**Task**
Set the data down again, exactly as it reads, but without the pictures.

== == ==

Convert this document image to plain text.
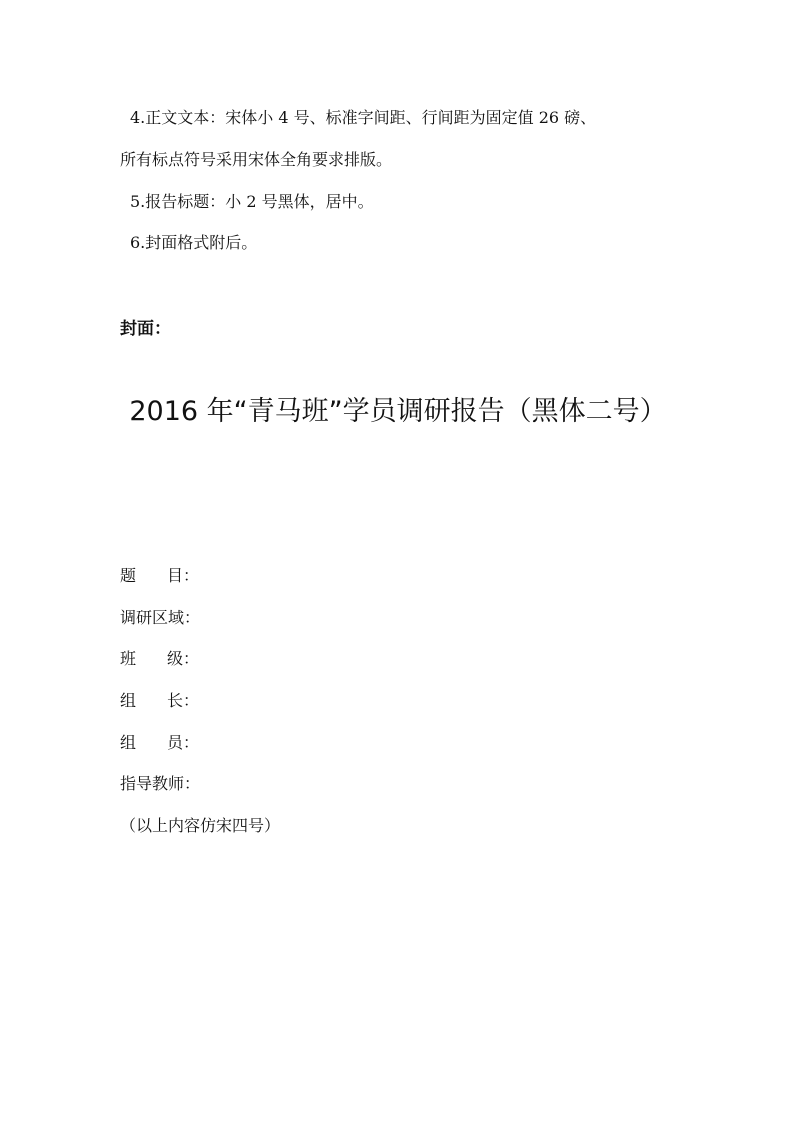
4.正文文本：宋体小 4 号、标准字间距、行间距为固定值 26 磅、
所有标点符号采用宋体全角要求排版。
5.报告标题：小 2 号黑体，居中。
6.封面格式附后。
封面：
2016 年“青马班”学员调研报告（黑体二号）
题 目：
调研区域：
班 级：
组 长：
组 员：
指导教师：
（以上内容仿宋四号）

== == ==

**Final result**
Convert this document image to plain text.
4.正文文本：宋体小 4 号、标准字间距、行间距为固定值 26 磅、
所有标点符号采用宋体全角要求排版。
5.报告标题：小 2 号黑体，居中。
6.封面格式附后。
封面：
2016 年“青马班”学员调研报告（黑体二号）
题 目：
调研区域：
班 级：
组 长：
组 员：
指导教师：
（以上内容仿宋四号）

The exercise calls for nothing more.